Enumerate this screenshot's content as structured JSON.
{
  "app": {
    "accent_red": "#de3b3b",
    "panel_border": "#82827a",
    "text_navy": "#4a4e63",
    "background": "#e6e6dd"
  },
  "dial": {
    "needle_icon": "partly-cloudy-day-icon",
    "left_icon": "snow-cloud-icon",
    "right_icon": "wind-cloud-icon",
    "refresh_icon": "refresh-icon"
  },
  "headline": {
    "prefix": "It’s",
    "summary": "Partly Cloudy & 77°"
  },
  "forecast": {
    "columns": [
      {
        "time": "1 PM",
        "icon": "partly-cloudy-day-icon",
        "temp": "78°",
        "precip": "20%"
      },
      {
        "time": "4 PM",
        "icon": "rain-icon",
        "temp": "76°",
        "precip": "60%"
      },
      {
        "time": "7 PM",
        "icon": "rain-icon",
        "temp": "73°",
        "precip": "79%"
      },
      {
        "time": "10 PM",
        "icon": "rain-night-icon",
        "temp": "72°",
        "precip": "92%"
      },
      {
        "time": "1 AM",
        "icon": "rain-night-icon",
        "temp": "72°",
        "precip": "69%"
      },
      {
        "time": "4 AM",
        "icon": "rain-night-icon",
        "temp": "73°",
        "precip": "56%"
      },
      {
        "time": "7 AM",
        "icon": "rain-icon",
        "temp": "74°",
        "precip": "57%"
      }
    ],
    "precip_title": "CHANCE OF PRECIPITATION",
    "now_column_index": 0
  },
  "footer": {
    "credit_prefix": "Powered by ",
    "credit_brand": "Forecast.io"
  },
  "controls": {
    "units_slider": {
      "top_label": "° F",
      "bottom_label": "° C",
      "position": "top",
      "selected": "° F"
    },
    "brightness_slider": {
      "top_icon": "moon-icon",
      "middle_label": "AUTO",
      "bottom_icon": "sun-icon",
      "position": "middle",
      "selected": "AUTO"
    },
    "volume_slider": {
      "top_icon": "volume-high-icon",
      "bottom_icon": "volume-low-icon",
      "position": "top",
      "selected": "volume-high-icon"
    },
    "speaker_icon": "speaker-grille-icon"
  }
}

----------------------------------------

▶ SET EXERCISE: Repeat every record, keeping each word and mark exactly as it is.

▶ OUTPUT:
Enumerate this screenshot's content as structured JSON.
{
  "app": {
    "accent_red": "#de3b3b",
    "panel_border": "#82827a",
    "text_navy": "#4a4e63",
    "background": "#e6e6dd"
  },
  "dial": {
    "needle_icon": "partly-cloudy-day-icon",
    "left_icon": "snow-cloud-icon",
    "right_icon": "wind-cloud-icon",
    "refresh_icon": "refresh-icon"
  },
  "headline": {
    "prefix": "It’s",
    "summary": "Partly Cloudy & 77°"
  },
  "forecast": {
    "columns": [
      {
        "time": "1 PM",
        "icon": "partly-cloudy-day-icon",
        "temp": "78°",
        "precip": "20%"
      },
      {
        "time": "4 PM",
        "icon": "rain-icon",
        "temp": "76°",
        "precip": "60%"
      },
      {
        "time": "7 PM",
        "icon": "rain-icon",
        "temp": "73°",
        "precip": "79%"
      },
      {
        "time": "10 PM",
        "icon": "rain-night-icon",
        "temp": "72°",
        "precip": "92%"
      },
      {
        "time": "1 AM",
        "icon": "rain-night-icon",
        "temp": "72°",
        "precip": "69%"
      },
      {
        "time": "4 AM",
        "icon": "rain-night-icon",
        "temp": "73°",
        "precip": "56%"
      },
      {
        "time": "7 AM",
        "icon": "rain-icon",
        "temp": "74°",
        "precip": "57%"
      }
    ],
    "precip_title": "CHANCE OF PRECIPITATION",
    "now_column_index": 0
  },
  "footer": {
    "credit_prefix": "Powered by ",
    "credit_brand": "Forecast.io"
  },
  "controls": {
    "units_slider": {
      "top_label": "° F",
      "bottom_label": "° C",
      "position": "top",
      "selected": "° F"
    },
    "brightness_slider": {
      "top_icon": "moon-icon",
      "middle_label": "AUTO",
      "bottom_icon": "sun-icon",
      "position": "middle",
      "selected": "AUTO"
    },
    "volume_slider": {
      "top_icon": "volume-high-icon",
      "bottom_icon": "volume-low-icon",
      "position": "top",
      "selected": "volume-high-icon"
    },
    "speaker_icon": "speaker-grille-icon"
  }
}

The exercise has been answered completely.